### Your task
Write out each line of the material again, word for word.

Stored items from a collection:
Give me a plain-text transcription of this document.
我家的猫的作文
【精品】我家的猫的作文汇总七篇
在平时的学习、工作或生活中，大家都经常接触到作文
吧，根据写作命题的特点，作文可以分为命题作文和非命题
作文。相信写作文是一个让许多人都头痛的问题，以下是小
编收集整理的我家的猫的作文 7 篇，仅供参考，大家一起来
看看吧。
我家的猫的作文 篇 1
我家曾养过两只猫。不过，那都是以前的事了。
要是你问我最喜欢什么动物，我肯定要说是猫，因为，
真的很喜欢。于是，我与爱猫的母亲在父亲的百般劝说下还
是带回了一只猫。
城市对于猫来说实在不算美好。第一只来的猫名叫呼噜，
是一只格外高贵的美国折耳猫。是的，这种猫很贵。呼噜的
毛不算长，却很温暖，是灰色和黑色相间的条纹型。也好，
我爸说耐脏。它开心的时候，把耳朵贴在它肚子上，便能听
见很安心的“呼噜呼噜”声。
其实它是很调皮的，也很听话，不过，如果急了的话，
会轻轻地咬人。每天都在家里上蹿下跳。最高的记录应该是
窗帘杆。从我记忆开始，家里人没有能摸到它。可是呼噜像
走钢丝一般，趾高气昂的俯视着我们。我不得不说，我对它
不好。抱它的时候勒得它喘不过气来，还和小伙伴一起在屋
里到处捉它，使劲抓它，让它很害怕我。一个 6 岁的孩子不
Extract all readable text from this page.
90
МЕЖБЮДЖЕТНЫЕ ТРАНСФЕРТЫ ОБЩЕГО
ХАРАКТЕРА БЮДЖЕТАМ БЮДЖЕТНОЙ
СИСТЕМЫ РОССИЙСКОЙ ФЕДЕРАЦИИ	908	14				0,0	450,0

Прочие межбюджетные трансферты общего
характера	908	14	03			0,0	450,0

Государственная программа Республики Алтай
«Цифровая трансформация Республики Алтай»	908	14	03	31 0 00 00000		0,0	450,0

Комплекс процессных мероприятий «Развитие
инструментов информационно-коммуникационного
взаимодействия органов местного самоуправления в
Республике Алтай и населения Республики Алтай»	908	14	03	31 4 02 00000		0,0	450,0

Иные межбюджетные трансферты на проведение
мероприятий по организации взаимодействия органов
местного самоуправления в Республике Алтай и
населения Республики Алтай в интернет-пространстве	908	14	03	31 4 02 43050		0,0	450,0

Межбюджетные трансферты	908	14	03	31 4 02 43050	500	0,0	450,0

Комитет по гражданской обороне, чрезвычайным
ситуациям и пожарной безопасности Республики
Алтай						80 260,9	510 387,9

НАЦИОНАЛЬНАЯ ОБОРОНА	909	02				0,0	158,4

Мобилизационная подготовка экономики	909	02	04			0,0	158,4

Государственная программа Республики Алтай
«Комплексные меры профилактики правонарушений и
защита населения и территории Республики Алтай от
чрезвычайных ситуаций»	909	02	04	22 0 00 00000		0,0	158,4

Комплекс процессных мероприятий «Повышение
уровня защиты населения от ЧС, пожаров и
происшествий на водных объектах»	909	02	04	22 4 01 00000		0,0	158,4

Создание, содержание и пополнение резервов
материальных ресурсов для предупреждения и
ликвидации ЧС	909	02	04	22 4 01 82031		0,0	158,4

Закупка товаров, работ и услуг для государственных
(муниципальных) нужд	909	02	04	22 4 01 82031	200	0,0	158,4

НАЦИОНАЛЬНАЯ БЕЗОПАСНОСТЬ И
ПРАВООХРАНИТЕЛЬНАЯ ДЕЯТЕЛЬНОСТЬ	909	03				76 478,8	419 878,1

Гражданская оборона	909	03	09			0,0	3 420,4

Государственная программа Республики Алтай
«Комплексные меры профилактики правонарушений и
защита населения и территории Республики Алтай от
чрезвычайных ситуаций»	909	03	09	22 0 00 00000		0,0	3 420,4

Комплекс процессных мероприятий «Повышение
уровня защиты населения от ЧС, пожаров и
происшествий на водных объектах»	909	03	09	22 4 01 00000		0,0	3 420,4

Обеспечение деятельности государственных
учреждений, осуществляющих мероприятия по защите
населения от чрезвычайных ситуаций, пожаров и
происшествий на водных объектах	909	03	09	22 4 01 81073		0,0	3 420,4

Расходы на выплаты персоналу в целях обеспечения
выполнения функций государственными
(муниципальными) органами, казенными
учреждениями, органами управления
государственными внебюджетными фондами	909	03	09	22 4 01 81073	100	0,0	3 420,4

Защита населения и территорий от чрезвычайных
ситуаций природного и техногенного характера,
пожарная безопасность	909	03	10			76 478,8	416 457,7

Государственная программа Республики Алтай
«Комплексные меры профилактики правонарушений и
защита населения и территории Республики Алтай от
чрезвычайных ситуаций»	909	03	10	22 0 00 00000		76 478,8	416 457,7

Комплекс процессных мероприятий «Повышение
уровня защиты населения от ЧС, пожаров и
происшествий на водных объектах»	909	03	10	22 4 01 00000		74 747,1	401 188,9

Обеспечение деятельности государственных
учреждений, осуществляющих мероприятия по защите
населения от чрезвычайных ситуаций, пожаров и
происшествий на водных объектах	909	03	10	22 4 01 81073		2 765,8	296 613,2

### Full response
Give me a plain-text transcription of this document.
我家的猫的作文
【精品】我家的猫的作文汇总七篇
在平时的学习、工作或生活中，大家都经常接触到作文
吧，根据写作命题的特点，作文可以分为命题作文和非命题
作文。相信写作文是一个让许多人都头痛的问题，以下是小
编收集整理的我家的猫的作文 7 篇，仅供参考，大家一起来
看看吧。
我家的猫的作文 篇 1
我家曾养过两只猫。不过，那都是以前的事了。
要是你问我最喜欢什么动物，我肯定要说是猫，因为，
真的很喜欢。于是，我与爱猫的母亲在父亲的百般劝说下还
是带回了一只猫。
城市对于猫来说实在不算美好。第一只来的猫名叫呼噜，
是一只格外高贵的美国折耳猫。是的，这种猫很贵。呼噜的
毛不算长，却很温暖，是灰色和黑色相间的条纹型。也好，
我爸说耐脏。它开心的时候，把耳朵贴在它肚子上，便能听
见很安心的“呼噜呼噜”声。
其实它是很调皮的，也很听话，不过，如果急了的话，
会轻轻地咬人。每天都在家里上蹿下跳。最高的记录应该是
窗帘杆。从我记忆开始，家里人没有能摸到它。可是呼噜像
走钢丝一般，趾高气昂的俯视着我们。我不得不说，我对它
不好。抱它的时候勒得它喘不过气来，还和小伙伴一起在屋
里到处捉它，使劲抓它，让它很害怕我。一个 6 岁的孩子不
Extract all readable text from this page.
90
МЕЖБЮДЖЕТНЫЕ ТРАНСФЕРТЫ ОБЩЕГО
ХАРАКТЕРА БЮДЖЕТАМ БЮДЖЕТНОЙ
СИСТЕМЫ РОССИЙСКОЙ ФЕДЕРАЦИИ	908	14				0,0	450,0

Прочие межбюджетные трансферты общего
характера	908	14	03			0,0	450,0

Государственная программа Республики Алтай
«Цифровая трансформация Республики Алтай»	908	14	03	31 0 00 00000		0,0	450,0

Комплекс процессных мероприятий «Развитие
инструментов информационно-коммуникационного
взаимодействия органов местного самоуправления в
Республике Алтай и населения Республики Алтай»	908	14	03	31 4 02 00000		0,0	450,0

Иные межбюджетные трансферты на проведение
мероприятий по организации взаимодействия органов
местного самоуправления в Республике Алтай и
населения Республики Алтай в интернет-пространстве	908	14	03	31 4 02 43050		0,0	450,0

Межбюджетные трансферты	908	14	03	31 4 02 43050	500	0,0	450,0

Комитет по гражданской обороне, чрезвычайным
ситуациям и пожарной безопасности Республики
Алтай						80 260,9	510 387,9

НАЦИОНАЛЬНАЯ ОБОРОНА	909	02				0,0	158,4

Мобилизационная подготовка экономики	909	02	04			0,0	158,4

Государственная программа Республики Алтай
«Комплексные меры профилактики правонарушений и
защита населения и территории Республики Алтай от
чрезвычайных ситуаций»	909	02	04	22 0 00 00000		0,0	158,4

Комплекс процессных мероприятий «Повышение
уровня защиты населения от ЧС, пожаров и
происшествий на водных объектах»	909	02	04	22 4 01 00000		0,0	158,4

Создание, содержание и пополнение резервов
материальных ресурсов для предупреждения и
ликвидации ЧС	909	02	04	22 4 01 82031		0,0	158,4

Закупка товаров, работ и услуг для государственных
(муниципальных) нужд	909	02	04	22 4 01 82031	200	0,0	158,4

НАЦИОНАЛЬНАЯ БЕЗОПАСНОСТЬ И
ПРАВООХРАНИТЕЛЬНАЯ ДЕЯТЕЛЬНОСТЬ	909	03				76 478,8	419 878,1

Гражданская оборона	909	03	09			0,0	3 420,4

Государственная программа Республики Алтай
«Комплексные меры профилактики правонарушений и
защита населения и территории Республики Алтай от
чрезвычайных ситуаций»	909	03	09	22 0 00 00000		0,0	3 420,4

Комплекс процессных мероприятий «Повышение
уровня защиты населения от ЧС, пожаров и
происшествий на водных объектах»	909	03	09	22 4 01 00000		0,0	3 420,4

Обеспечение деятельности государственных
учреждений, осуществляющих мероприятия по защите
населения от чрезвычайных ситуаций, пожаров и
происшествий на водных объектах	909	03	09	22 4 01 81073		0,0	3 420,4

Расходы на выплаты персоналу в целях обеспечения
выполнения функций государственными
(муниципальными) органами, казенными
учреждениями, органами управления
государственными внебюджетными фондами	909	03	09	22 4 01 81073	100	0,0	3 420,4

Защита населения и территорий от чрезвычайных
ситуаций природного и техногенного характера,
пожарная безопасность	909	03	10			76 478,8	416 457,7

Государственная программа Республики Алтай
«Комплексные меры профилактики правонарушений и
защита населения и территории Республики Алтай от
чрезвычайных ситуаций»	909	03	10	22 0 00 00000		76 478,8	416 457,7

Комплекс процессных мероприятий «Повышение
уровня защиты населения от ЧС, пожаров и
происшествий на водных объектах»	909	03	10	22 4 01 00000		74 747,1	401 188,9

Обеспечение деятельности государственных
учреждений, осуществляющих мероприятия по защите
населения от чрезвычайных ситуаций, пожаров и
происшествий на водных объектах	909	03	10	22 4 01 81073		2 765,8	296 613,2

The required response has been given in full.